Provided entries:
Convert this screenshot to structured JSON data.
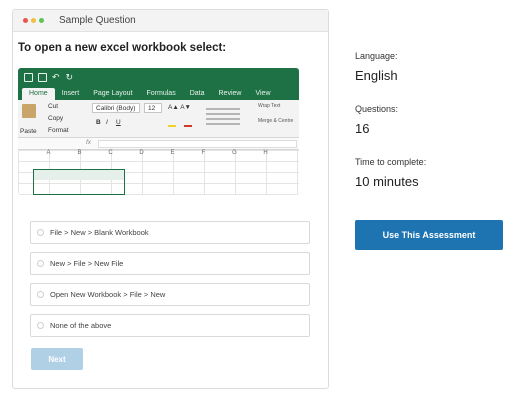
{
  "card": {
    "title": "Sample Question",
    "window_dot_colors": [
      "#e8554e",
      "#f2bf42",
      "#5fc454"
    ]
  },
  "question": {
    "text": "To open a new excel workbook select:",
    "image": {
      "ribbon_color": "#1e7145",
      "tabs": [
        "Home",
        "Insert",
        "Page Layout",
        "Formulas",
        "Data",
        "Review",
        "View"
      ],
      "active_tab": "Home",
      "tools": {
        "cut": "Cut",
        "copy": "Copy",
        "format": "Format",
        "paste": "Paste",
        "font": "Calibri (Body)",
        "size": "12",
        "bold": "B",
        "italic": "I",
        "underline": "U",
        "wrap": "Wrap Text",
        "merge": "Merge & Centre"
      },
      "formula_symbol": "fx",
      "columns": [
        "A",
        "B",
        "C",
        "D",
        "E",
        "F",
        "G",
        "H",
        "I"
      ]
    },
    "options": [
      "File > New > Blank Workbook",
      "New > File > New File",
      "Open New Workbook > File > New",
      "None of the above"
    ],
    "next_label": "Next"
  },
  "assessment": {
    "language_label": "Language:",
    "language_value": "English",
    "questions_label": "Questions:",
    "questions_value": "16",
    "time_label": "Time to complete:",
    "time_value": "10 minutes",
    "use_label": "Use This Assessment",
    "accent_color": "#1d74b0"
  }
}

Task brief:
In the entries above, identify each line that includes the string "File", then copy it.

Task response:
      "File > New > Blank Workbook",
      "New > File > New File",
      "Open New Workbook > File > New",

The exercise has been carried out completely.